----- Supplied material -----
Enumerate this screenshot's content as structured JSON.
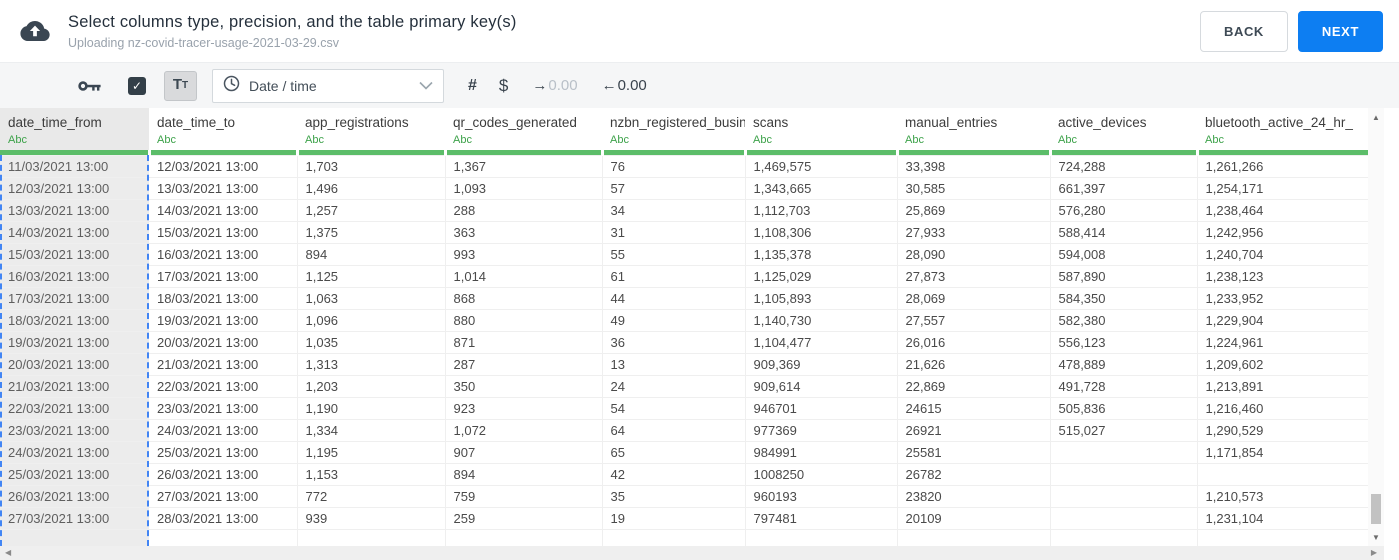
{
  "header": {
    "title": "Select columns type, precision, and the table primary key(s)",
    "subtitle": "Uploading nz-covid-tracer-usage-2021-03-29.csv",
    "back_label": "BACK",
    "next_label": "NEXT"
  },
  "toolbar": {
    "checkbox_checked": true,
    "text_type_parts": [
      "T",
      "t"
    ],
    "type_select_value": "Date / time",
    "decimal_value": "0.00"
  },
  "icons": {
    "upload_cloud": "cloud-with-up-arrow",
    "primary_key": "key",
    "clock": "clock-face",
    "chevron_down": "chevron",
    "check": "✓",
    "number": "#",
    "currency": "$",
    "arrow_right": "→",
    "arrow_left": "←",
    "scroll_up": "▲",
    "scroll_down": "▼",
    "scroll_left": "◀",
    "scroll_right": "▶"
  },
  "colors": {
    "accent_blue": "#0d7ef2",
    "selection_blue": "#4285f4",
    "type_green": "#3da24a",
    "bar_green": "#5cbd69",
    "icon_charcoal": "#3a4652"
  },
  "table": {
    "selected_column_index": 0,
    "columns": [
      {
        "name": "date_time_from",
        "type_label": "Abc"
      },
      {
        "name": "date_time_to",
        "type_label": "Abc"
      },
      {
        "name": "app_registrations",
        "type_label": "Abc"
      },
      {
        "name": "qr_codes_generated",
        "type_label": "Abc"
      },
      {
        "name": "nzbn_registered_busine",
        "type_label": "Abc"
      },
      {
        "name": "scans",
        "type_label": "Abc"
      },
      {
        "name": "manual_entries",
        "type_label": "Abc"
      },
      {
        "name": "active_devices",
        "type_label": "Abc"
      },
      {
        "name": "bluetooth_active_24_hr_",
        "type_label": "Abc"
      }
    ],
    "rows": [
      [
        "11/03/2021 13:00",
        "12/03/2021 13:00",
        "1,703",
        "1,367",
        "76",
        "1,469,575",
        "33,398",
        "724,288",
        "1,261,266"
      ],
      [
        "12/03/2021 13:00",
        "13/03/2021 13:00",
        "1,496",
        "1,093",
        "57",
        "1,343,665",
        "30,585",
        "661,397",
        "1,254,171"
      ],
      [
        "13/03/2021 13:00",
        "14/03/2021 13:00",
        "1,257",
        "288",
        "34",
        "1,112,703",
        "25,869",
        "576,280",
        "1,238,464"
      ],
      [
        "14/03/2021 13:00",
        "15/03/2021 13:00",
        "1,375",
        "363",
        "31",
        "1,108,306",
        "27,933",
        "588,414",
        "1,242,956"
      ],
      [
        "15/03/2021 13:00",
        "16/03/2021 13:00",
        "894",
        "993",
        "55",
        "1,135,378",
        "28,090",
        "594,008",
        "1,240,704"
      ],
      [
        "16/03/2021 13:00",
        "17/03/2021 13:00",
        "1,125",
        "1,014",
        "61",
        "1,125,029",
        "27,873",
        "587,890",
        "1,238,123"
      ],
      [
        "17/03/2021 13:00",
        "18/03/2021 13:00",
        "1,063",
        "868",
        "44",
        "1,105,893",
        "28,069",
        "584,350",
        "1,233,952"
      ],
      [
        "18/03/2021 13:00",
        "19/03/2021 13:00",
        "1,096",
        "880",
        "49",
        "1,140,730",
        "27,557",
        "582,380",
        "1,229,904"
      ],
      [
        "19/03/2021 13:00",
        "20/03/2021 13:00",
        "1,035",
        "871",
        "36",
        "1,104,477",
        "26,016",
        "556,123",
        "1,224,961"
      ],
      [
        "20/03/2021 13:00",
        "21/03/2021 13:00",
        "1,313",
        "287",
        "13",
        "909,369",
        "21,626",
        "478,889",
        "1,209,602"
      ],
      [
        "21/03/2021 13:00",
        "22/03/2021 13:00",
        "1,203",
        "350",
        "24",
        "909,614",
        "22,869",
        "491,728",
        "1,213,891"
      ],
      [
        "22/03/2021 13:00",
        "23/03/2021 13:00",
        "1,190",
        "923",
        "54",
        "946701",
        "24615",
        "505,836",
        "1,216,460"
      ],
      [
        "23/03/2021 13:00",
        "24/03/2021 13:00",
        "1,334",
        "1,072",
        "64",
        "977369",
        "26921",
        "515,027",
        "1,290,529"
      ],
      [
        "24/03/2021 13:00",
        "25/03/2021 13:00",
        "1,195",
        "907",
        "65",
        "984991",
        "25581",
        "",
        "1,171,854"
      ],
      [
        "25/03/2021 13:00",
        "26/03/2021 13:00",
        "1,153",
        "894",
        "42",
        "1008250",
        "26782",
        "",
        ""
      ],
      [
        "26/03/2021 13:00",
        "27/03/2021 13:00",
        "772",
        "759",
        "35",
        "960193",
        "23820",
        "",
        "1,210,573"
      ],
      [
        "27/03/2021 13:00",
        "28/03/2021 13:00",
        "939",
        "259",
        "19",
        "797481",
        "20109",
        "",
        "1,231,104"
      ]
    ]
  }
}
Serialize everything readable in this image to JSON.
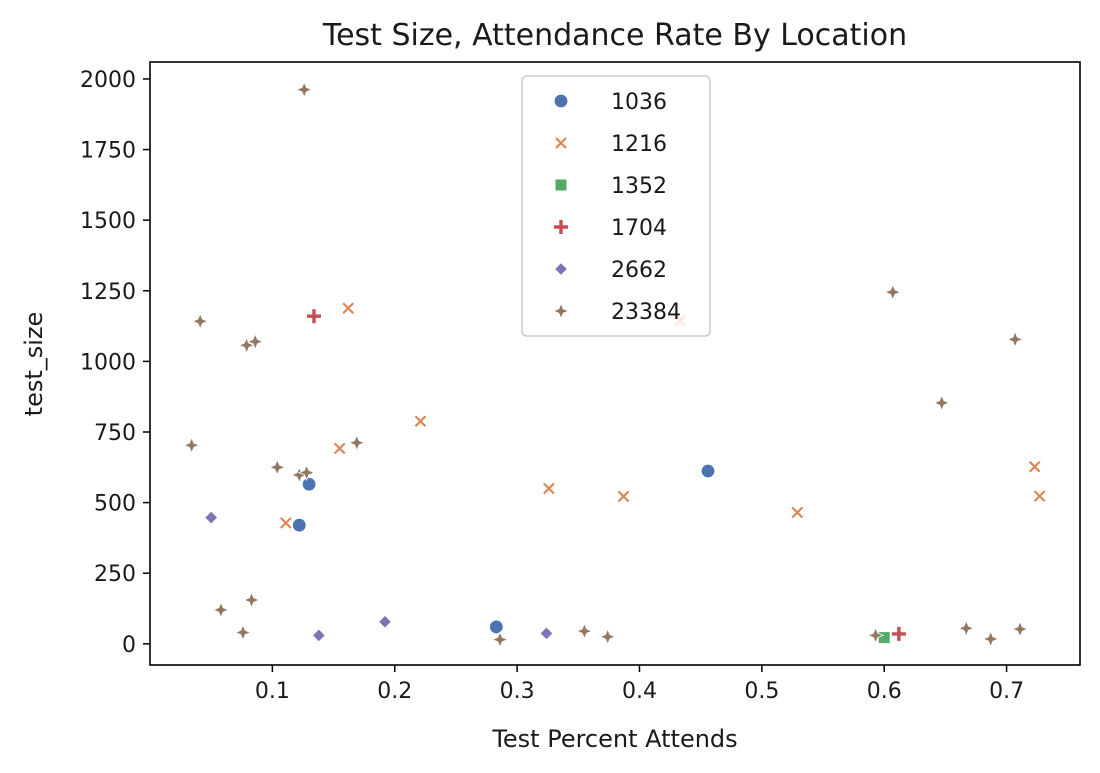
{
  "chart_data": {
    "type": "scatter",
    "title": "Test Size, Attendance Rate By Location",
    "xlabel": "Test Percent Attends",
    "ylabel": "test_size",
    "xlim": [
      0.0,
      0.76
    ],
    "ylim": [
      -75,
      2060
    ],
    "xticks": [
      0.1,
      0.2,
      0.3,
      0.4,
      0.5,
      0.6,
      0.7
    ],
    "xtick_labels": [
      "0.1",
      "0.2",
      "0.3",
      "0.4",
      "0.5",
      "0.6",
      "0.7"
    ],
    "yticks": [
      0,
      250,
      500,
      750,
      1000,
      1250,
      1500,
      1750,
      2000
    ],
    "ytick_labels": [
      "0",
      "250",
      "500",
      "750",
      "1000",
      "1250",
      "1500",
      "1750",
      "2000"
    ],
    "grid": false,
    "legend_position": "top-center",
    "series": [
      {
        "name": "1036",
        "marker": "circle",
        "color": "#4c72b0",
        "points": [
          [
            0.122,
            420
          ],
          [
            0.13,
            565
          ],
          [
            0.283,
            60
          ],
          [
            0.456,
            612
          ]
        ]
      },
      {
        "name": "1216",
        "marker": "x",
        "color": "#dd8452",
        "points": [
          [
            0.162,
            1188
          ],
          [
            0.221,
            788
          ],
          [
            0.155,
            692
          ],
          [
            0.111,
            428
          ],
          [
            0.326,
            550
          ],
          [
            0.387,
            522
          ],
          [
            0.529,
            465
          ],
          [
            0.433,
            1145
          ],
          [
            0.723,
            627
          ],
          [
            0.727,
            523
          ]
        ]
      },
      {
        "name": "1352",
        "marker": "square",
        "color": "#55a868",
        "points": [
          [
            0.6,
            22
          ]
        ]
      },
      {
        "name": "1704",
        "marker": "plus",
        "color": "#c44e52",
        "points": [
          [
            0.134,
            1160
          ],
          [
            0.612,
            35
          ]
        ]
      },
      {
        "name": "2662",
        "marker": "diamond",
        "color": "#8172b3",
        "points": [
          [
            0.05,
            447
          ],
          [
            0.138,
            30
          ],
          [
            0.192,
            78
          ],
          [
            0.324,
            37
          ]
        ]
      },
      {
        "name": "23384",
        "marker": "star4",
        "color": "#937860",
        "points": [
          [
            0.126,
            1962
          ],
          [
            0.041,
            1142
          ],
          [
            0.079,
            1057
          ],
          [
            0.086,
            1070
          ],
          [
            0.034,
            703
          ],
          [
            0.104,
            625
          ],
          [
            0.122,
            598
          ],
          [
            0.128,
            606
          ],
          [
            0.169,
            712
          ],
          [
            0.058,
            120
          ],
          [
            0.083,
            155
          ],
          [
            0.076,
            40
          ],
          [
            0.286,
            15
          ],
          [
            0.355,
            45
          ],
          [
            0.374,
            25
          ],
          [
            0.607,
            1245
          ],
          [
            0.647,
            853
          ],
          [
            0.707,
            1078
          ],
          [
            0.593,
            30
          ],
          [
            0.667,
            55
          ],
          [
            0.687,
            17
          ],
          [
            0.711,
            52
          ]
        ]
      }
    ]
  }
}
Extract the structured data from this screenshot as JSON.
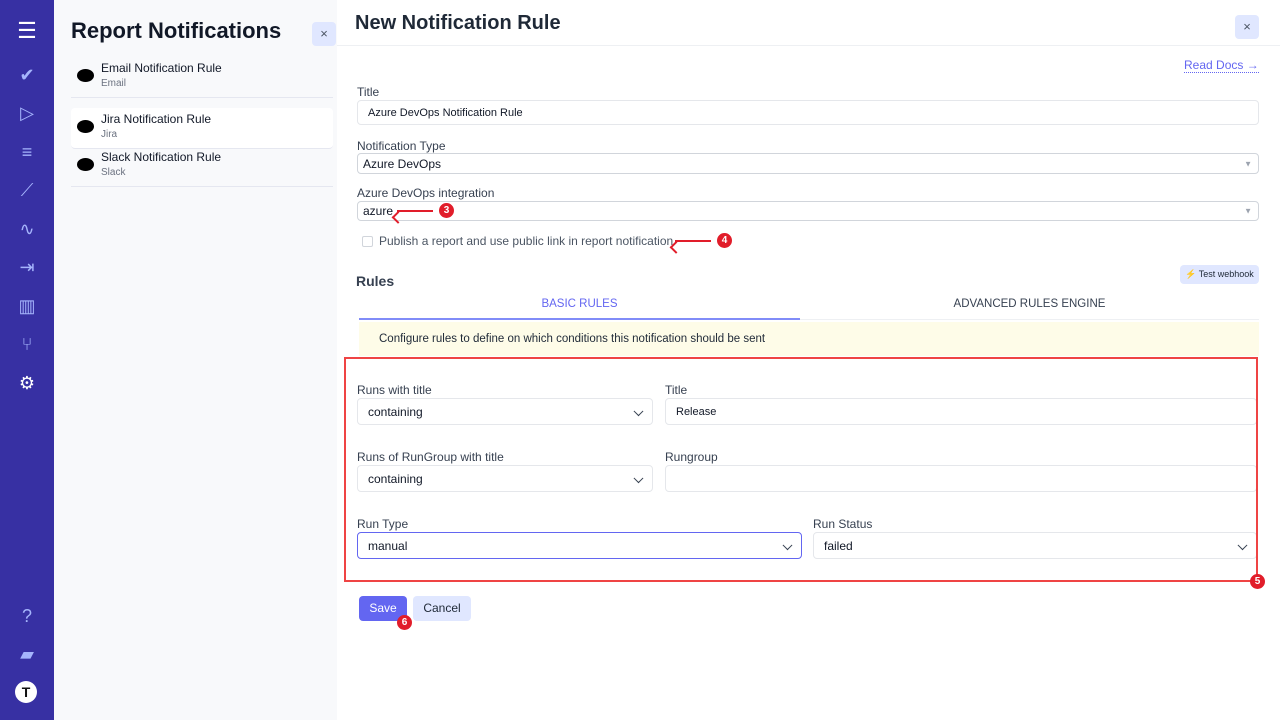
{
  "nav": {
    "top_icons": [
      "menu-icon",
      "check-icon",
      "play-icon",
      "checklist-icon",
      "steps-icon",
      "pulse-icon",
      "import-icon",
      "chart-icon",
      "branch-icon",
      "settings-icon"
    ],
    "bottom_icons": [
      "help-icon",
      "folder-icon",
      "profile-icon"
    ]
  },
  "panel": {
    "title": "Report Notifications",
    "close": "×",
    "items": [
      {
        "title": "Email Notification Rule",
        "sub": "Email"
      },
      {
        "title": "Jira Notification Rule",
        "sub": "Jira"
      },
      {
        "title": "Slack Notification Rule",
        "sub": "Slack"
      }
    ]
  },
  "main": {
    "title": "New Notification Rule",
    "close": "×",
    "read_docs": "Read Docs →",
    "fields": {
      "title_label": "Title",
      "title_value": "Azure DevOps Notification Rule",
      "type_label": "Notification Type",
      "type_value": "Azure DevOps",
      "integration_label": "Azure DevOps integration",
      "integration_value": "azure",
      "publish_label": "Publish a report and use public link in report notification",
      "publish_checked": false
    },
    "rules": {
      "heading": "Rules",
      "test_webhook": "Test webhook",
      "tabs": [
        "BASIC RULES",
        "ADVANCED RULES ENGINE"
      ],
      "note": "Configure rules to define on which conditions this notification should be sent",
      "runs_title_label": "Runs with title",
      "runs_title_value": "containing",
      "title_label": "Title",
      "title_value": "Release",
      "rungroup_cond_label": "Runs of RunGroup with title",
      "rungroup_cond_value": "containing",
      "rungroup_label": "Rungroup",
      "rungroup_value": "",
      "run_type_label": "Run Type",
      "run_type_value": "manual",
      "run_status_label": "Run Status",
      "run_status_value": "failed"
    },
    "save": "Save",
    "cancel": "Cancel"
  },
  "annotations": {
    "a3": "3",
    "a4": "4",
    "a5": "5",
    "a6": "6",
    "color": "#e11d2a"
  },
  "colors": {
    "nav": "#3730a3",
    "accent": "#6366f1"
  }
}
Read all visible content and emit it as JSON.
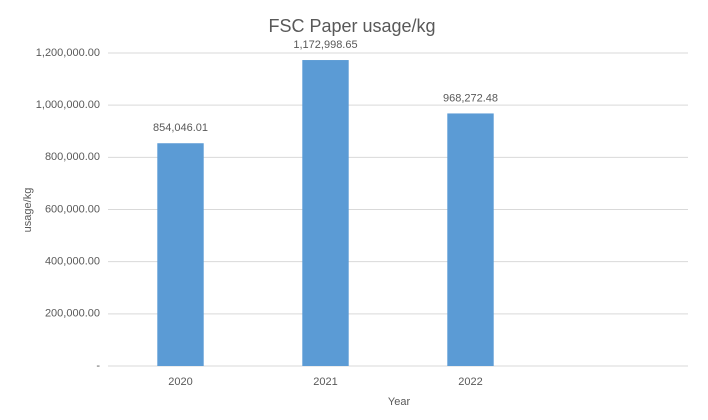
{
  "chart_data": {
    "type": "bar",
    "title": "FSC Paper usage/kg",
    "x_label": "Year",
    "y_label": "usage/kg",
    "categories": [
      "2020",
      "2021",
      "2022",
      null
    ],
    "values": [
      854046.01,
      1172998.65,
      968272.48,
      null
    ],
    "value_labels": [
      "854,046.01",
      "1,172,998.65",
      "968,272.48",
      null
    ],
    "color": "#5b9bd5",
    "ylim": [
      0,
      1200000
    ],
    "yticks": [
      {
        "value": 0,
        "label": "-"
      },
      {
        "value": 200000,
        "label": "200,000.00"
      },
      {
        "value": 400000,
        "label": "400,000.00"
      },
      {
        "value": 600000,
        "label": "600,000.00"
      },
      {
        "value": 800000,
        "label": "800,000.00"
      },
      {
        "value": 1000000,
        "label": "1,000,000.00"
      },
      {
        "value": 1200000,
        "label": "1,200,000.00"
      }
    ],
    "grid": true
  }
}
-----
Find the count of lines in the data above where the string "structured" occurs. Provide that number alone.

2